## Begin DATA IN THIS EXERCISE

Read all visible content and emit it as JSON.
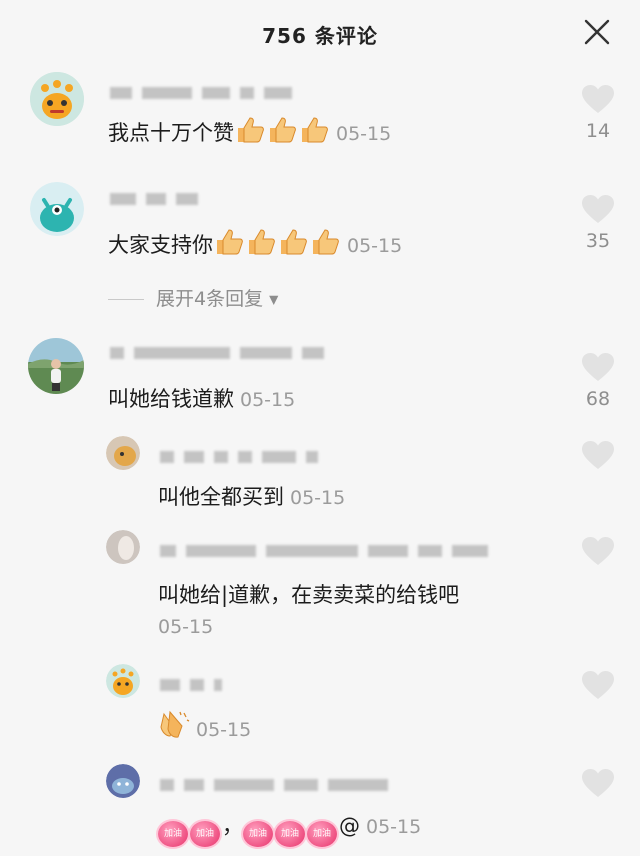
{
  "header": {
    "title": "756 条评论"
  },
  "comments": [
    {
      "text": "我点十万个赞",
      "emoji": [
        "thumbs-up",
        "thumbs-up",
        "thumbs-up"
      ],
      "time": "05-15",
      "likes": "14"
    },
    {
      "text": "大家支持你",
      "emoji": [
        "thumbs-up",
        "thumbs-up",
        "thumbs-up",
        "thumbs-up"
      ],
      "time": "05-15",
      "likes": "35"
    },
    {
      "text": "叫她给钱道歉",
      "time": "05-15",
      "likes": "68"
    }
  ],
  "expand_label": "展开4条回复",
  "replies": [
    {
      "text": "叫他全都买到",
      "time": "05-15"
    },
    {
      "text": "叫她给|道歉，在卖卖菜的给钱吧",
      "time": "05-15"
    },
    {
      "emoji": [
        "clapping-hands"
      ],
      "time": "05-15"
    },
    {
      "badge_text": "加油",
      "separator": "，",
      "mention": "@",
      "time": "05-15"
    }
  ],
  "colors": {
    "background": "#f6f6f6",
    "muted": "#9b9b9b",
    "like_icon": "#e2e2e2"
  }
}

## End DATA IN THIS EXERCISE

DIRECTIONS:
Each line of the data is to be duplicated exactly; pictures stay out of the copy.

FULL ANSWER:
Read all visible content and emit it as JSON.
{
  "header": {
    "title": "756 条评论"
  },
  "comments": [
    {
      "text": "我点十万个赞",
      "emoji": [
        "thumbs-up",
        "thumbs-up",
        "thumbs-up"
      ],
      "time": "05-15",
      "likes": "14"
    },
    {
      "text": "大家支持你",
      "emoji": [
        "thumbs-up",
        "thumbs-up",
        "thumbs-up",
        "thumbs-up"
      ],
      "time": "05-15",
      "likes": "35"
    },
    {
      "text": "叫她给钱道歉",
      "time": "05-15",
      "likes": "68"
    }
  ],
  "expand_label": "展开4条回复",
  "replies": [
    {
      "text": "叫他全都买到",
      "time": "05-15"
    },
    {
      "text": "叫她给|道歉，在卖卖菜的给钱吧",
      "time": "05-15"
    },
    {
      "emoji": [
        "clapping-hands"
      ],
      "time": "05-15"
    },
    {
      "badge_text": "加油",
      "separator": "，",
      "mention": "@",
      "time": "05-15"
    }
  ],
  "colors": {
    "background": "#f6f6f6",
    "muted": "#9b9b9b",
    "like_icon": "#e2e2e2"
  }
}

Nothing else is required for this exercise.